_EXERCISE INPUTS_:
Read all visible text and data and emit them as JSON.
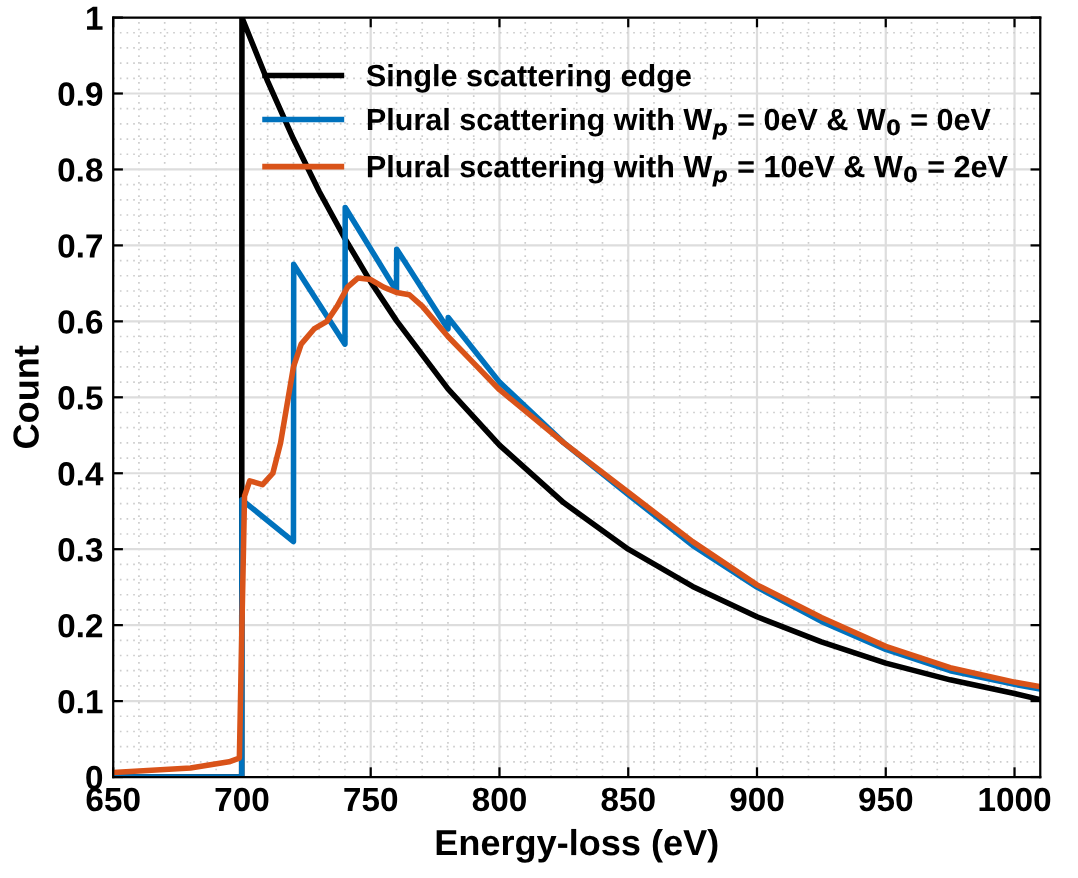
{
  "chart_data": {
    "type": "line",
    "xlabel": "Energy-loss (eV)",
    "ylabel": "Count",
    "xlim": [
      650,
      1010
    ],
    "ylim": [
      0,
      1
    ],
    "xticks": [
      650,
      700,
      750,
      800,
      850,
      900,
      950,
      1000
    ],
    "yticks": [
      0,
      0.1,
      0.2,
      0.3,
      0.4,
      0.5,
      0.6,
      0.7,
      0.8,
      0.9,
      1
    ],
    "grid": true,
    "legend": "top right",
    "line_style": "solid",
    "marker": "none",
    "series": [
      {
        "name": "Single scattering edge",
        "color": "#000000",
        "x": [
          650,
          699.9,
          700,
          710,
          720,
          730,
          740,
          750,
          760,
          780,
          800,
          825,
          850,
          875,
          900,
          925,
          950,
          975,
          1000,
          1010
        ],
        "values": [
          0,
          0,
          1,
          0.916,
          0.84,
          0.771,
          0.709,
          0.652,
          0.601,
          0.511,
          0.437,
          0.361,
          0.3,
          0.251,
          0.211,
          0.178,
          0.15,
          0.128,
          0.11,
          0.102
        ]
      },
      {
        "name": "Plural scattering with W$_{p}$ = 0eV & W$_{0}$ = 0eV",
        "color": "#0072bd",
        "x": [
          650,
          699.9,
          700,
          720,
          720.1,
          740,
          740.1,
          760,
          760.1,
          780,
          780.1,
          800,
          825,
          850,
          875,
          900,
          925,
          950,
          975,
          1000,
          1010
        ],
        "values": [
          0,
          0,
          0.365,
          0.31,
          0.675,
          0.57,
          0.75,
          0.64,
          0.695,
          0.59,
          0.605,
          0.52,
          0.44,
          0.372,
          0.305,
          0.25,
          0.205,
          0.168,
          0.14,
          0.122,
          0.116
        ]
      },
      {
        "name": "Plural scattering with W$_{p}$ = 10eV & W$_{0}$ = 2eV",
        "color": "#d95319",
        "x": [
          650,
          680,
          695,
          699,
          700,
          701,
          703,
          708,
          712,
          715,
          718,
          720,
          723,
          728,
          733,
          737,
          741,
          745,
          750,
          755,
          760,
          765,
          770,
          780,
          790,
          800,
          825,
          850,
          875,
          900,
          925,
          950,
          975,
          1000,
          1010
        ],
        "values": [
          0.006,
          0.012,
          0.02,
          0.025,
          0.2,
          0.37,
          0.39,
          0.385,
          0.4,
          0.44,
          0.5,
          0.54,
          0.57,
          0.59,
          0.6,
          0.62,
          0.645,
          0.657,
          0.655,
          0.645,
          0.638,
          0.635,
          0.62,
          0.58,
          0.545,
          0.51,
          0.44,
          0.375,
          0.31,
          0.253,
          0.21,
          0.172,
          0.144,
          0.125,
          0.119
        ]
      }
    ]
  }
}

_PROBLEM_: Find the string "with" in the listing and return every line that holds it.

_EXERCISE ANSWER_:
        "name": "Plural scattering with W$_{p}$ = 0eV & W$_{0}$ = 0eV",
        "name": "Plural scattering with W$_{p}$ = 10eV & W$_{0}$ = 2eV",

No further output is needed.